* _Problem requirements_
The expected answer comprises all lines from the entries that contain the string "blooms".

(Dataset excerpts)
+ + + + +

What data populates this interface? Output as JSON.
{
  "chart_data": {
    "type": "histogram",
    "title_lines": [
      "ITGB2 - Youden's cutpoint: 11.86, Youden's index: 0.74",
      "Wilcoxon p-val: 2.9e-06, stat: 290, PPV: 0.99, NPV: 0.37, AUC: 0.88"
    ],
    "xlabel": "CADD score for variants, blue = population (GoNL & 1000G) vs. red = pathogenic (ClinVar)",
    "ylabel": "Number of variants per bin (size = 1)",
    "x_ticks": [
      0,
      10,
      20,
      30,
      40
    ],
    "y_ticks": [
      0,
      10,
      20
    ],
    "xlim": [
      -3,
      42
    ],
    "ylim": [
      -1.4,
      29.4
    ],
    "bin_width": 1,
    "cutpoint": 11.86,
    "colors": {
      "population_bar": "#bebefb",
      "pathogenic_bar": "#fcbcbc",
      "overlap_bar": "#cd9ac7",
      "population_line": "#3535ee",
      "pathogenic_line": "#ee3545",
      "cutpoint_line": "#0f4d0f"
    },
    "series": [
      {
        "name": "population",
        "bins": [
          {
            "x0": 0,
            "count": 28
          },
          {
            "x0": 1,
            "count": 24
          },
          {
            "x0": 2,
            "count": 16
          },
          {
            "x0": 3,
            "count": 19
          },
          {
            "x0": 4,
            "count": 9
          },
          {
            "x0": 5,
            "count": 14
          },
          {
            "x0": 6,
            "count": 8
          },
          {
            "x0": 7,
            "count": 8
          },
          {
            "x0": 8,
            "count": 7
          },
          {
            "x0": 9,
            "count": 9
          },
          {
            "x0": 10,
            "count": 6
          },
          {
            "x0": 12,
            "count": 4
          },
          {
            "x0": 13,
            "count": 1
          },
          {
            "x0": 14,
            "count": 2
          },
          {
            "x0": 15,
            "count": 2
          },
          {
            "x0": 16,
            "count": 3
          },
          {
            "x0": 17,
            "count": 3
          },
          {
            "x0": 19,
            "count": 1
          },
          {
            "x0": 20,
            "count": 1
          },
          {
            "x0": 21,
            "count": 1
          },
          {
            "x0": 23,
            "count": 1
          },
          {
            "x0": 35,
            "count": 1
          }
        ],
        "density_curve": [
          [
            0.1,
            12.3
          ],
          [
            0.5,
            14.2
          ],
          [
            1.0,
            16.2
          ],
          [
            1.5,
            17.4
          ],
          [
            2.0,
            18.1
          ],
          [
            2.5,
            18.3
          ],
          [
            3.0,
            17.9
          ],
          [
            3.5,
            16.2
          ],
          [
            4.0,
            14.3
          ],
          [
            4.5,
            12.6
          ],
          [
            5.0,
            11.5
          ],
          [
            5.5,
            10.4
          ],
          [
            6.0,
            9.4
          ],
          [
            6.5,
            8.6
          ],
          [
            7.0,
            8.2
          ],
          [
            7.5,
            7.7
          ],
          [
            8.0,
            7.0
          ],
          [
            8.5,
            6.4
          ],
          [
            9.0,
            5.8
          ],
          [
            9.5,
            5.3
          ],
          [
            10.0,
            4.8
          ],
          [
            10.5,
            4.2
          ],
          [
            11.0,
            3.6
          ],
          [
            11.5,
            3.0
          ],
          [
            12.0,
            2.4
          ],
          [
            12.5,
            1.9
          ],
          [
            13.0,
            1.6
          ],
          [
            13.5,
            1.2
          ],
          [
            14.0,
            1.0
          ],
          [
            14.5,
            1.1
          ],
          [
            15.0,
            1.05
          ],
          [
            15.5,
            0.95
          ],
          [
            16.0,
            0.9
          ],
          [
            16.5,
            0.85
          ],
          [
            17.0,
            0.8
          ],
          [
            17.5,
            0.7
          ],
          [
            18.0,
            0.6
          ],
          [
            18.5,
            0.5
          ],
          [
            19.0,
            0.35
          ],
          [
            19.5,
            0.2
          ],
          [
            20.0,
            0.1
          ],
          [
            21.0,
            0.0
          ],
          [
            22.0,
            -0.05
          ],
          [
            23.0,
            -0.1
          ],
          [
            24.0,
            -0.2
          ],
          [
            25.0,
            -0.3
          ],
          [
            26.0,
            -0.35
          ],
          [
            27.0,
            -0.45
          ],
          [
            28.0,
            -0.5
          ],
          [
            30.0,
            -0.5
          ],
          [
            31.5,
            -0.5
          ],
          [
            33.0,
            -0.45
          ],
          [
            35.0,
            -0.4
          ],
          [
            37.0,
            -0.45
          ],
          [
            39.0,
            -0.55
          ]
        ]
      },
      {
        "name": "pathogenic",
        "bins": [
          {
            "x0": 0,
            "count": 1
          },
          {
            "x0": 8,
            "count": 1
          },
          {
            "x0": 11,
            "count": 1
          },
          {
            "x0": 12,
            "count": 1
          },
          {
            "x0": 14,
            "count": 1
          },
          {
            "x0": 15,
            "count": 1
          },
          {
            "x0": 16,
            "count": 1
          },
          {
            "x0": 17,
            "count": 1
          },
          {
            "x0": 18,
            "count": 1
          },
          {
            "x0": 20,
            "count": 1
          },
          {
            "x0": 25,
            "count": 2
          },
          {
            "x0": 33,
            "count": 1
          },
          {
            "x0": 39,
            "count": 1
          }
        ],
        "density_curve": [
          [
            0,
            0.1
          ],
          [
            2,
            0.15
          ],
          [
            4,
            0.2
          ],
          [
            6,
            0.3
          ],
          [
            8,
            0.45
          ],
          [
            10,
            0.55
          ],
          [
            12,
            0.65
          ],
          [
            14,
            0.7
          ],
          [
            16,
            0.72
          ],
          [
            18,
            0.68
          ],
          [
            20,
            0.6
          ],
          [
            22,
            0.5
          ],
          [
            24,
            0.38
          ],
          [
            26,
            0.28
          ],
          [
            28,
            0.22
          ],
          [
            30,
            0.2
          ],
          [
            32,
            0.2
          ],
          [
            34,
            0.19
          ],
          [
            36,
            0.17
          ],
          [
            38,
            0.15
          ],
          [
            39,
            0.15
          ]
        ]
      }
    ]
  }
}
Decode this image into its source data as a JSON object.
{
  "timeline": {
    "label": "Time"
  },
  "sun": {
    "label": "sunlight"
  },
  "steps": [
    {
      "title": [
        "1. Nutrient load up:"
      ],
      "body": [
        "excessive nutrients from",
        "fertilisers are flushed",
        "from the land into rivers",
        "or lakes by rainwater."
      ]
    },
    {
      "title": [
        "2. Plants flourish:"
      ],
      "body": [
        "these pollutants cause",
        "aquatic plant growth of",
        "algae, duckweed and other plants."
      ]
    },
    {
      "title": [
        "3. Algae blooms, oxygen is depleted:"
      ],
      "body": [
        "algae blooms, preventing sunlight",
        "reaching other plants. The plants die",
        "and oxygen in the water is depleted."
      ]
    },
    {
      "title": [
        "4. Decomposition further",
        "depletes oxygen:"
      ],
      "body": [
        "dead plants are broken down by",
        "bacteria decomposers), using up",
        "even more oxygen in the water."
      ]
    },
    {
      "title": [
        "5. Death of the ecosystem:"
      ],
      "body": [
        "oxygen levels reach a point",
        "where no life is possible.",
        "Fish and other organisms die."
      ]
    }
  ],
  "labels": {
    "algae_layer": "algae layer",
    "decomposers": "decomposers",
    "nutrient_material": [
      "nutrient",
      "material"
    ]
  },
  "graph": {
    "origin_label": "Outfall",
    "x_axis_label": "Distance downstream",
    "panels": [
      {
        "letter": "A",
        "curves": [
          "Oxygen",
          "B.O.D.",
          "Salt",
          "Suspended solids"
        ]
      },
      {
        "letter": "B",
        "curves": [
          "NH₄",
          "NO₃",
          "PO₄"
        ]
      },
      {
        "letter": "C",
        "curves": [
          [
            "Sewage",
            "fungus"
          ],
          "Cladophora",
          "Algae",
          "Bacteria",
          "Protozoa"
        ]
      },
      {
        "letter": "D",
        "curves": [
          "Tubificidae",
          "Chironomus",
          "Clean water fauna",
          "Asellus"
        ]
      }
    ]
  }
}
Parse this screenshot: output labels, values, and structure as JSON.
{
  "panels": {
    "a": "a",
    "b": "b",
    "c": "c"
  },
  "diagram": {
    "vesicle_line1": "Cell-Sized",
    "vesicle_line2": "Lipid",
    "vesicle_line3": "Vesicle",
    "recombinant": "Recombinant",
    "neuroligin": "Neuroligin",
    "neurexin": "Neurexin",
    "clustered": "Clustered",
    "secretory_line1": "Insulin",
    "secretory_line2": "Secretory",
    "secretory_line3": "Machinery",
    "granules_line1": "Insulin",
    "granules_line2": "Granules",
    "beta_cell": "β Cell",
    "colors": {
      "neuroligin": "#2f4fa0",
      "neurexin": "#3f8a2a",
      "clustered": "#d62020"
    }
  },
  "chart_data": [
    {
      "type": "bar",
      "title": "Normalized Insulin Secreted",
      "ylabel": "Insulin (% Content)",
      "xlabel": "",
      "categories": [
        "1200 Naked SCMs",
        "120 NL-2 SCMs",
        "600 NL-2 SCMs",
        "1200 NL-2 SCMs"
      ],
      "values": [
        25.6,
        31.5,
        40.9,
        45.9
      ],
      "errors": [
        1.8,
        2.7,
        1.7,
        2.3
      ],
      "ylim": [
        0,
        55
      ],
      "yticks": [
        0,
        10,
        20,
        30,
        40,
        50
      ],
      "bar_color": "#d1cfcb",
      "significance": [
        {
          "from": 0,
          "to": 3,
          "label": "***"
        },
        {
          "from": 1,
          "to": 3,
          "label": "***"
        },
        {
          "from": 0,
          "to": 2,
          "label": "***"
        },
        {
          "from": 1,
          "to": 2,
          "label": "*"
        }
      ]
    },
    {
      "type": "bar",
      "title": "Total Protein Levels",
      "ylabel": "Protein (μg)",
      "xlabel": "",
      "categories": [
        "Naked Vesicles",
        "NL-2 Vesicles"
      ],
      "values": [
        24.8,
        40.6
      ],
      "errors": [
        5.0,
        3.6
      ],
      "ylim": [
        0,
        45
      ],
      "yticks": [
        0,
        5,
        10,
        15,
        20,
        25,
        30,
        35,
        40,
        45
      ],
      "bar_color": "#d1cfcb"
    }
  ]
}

+ + + + +

* _Reply to the exercise_
        "3. Algae blooms, oxygen is depleted:"
        "algae blooms, preventing sunlight",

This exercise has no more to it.